--- Saved data entries ---
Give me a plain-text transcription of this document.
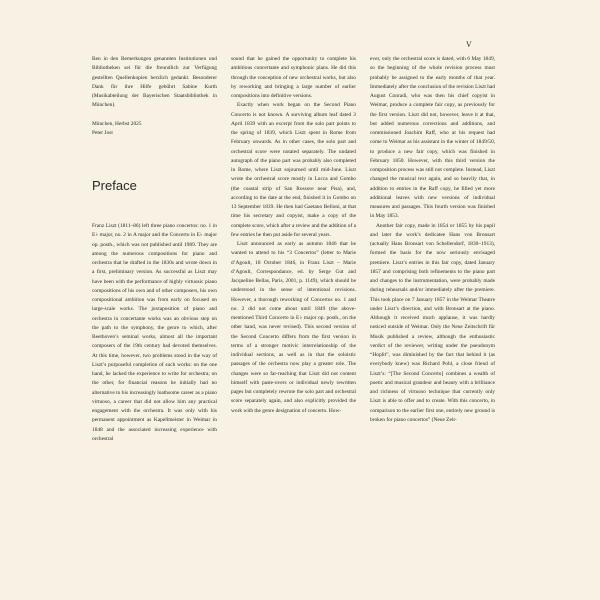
V

Ben in den Bemerkungen genannten Institutionen und Bibliotheken sei für die freundlich zur Verfügung gestellten Quellenkopien herzlich gedankt. Besonderer Dank für ihre Hilfe gebührt Sabine Kurth (Musikabteilung der Bayerischen Staatsbibliothek in München).

München, Herbst 2025

Peter Jost

Preface

Franz Liszt (1811–86) left three piano concertos: no. 1 in E♭ major, no. 2 in A major and the Concerto in E♭ major op. posth., which was not published until 1989. They are among the numerous compositions for piano and orchestra that he drafted in the 1830s and wrote down in a first, preliminary version. As successful as Liszt may have been with the performance of highly virtuosic piano compositions of his own and of other composers, his own compositional ambition was from early on focused on large-scale works. The juxtaposition of piano and orchestra in concertante works was an obvious step on the path to the symphony, the genre to which, after Beethoven’s seminal works, almost all the important composers of the 19th century had devoted themselves. At this time, however, two problems stood in the way of Liszt’s purposeful completion of such works: on the one hand, he lacked the experience to write for orchestra; on the other, for financial reasons he initially had no alternative to his increasingly loathsome career as a piano virtuoso, a career that did not allow him any practical engagement with the orchestra. It was only with his permanent appointment as Kapellmeister in Weimar in 1848 and the associated increasing experience with orchestral

sound that he gained the opportunity to complete his ambitious concertante and symphonic plans. He did this through the conception of new orchestral works, but also by reworking and bringing a large number of earlier compositions into definitive versions.

Exactly when work began on the Second Piano Concerto is not known. A surviving album leaf dated 3 April 1839 with an excerpt from the solo part points to the spring of 1839, which Liszt spent in Rome from February onwards. As in other cases, the solo part and orchestral score were notated separately. The undated autograph of the piano part was probably also completed in Rome, where Liszt sojourned until mid-June. Liszt wrote the orchestral score mostly in Lucca and Gombo (the coastal strip of San Rossore near Pisa), and, according to the date at the end, finished it in Gombo on 13 September 1839. He then had Gaetano Belloni, at that time his secretary and copyist, make a copy of the complete score, which after a review and the addition of a few entries he then put aside for several years.

Liszt announced as early as autumn 1846 that he wanted to attend to his “3 Concertos” (letter to Marie d’Agoult, 18 October 1846, in Franz Liszt – Marie d’Agoult, Correspondance, ed. by Serge Gut and Jacqueline Bellas, Paris, 2001, p. 1149), which should be understood in the sense of intentional revisions. However, a thorough reworking of Concertos no. 1 and no. 2 did not come about until 1849 (the above-mentioned Third Concerto in E♭ major op. posth., on the other hand, was never revised). This second version of the Second Concerto differs from the first version in terms of a stronger motivic interrelationship of the individual sections, as well as in that the soloistic passages of the orchestra now play a greater role. The changes were so far-reaching that Liszt did not content himself with paste-overs or individual newly rewritten pages but completely rewrote the solo part and orchestral score separately again, and also explicitly provided the work with the genre designation of concerto. How-

ever, only the orchestral score is dated, with 6 May 1849, so the beginning of the whole revision process must probably be assigned to the early months of that year. Immediately after the conclusion of the revision Liszt had August Conradi, who was then his chief copyist in Weimar, produce a complete fair copy, as previously for the first version. Liszt did not, however, leave it at that, but added numerous corrections and additions, and commissioned Joachim Raff, who at his request had come to Weimar as his assistant in the winter of 1849/50, to produce a new fair copy, which was finished in February 1850. However, with this third version the composition process was still not complete. Instead, Liszt changed the musical text again, and so heavily that, in addition to entries in the Raff copy, he filled yet more additional leaves with new versions of individual measures and passages. This fourth version was finished in May 1853.

Another fair copy, made in 1854 or 1855 by his pupil and later the work’s dedicatee Hans von Bronsart (actually Hans Bronsart von Schellendorf, 1830–1913), formed the basis for the now seriously envisaged premiere. Liszt’s entries in this fair copy, dated January 1857 and comprising both refinements to the piano part and changes to the instrumentation, were probably made during rehearsals and/or immediately after the premiere. This took place on 7 January 1857 in the Weimar Theatre under Liszt’s direction, and with Bronsart at the piano. Although it received much applause, it was hardly noticed outside of Weimar. Only the Neue Zeitschrift für Musik published a review, although the enthusiastic verdict of the reviewer, writing under the pseudonym “Hoplit”, was diminished by the fact that behind it (as everybody knew) was Richard Pohl, a close friend of Liszt’s: “[The Second Concerto] combines a wealth of poetic and musical grandeur and beauty with a brilliance and richness of virtuoso technique that currently only Liszt is able to offer and to create. With this concerto, in comparison to the earlier first one, entirely new ground is broken for piano concertos” (Neue Zeit-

--- Do this ---
Looking at the entries above, say how many lines contain the word "München". Only the number is wanted.

--- Output for this exercise ---
2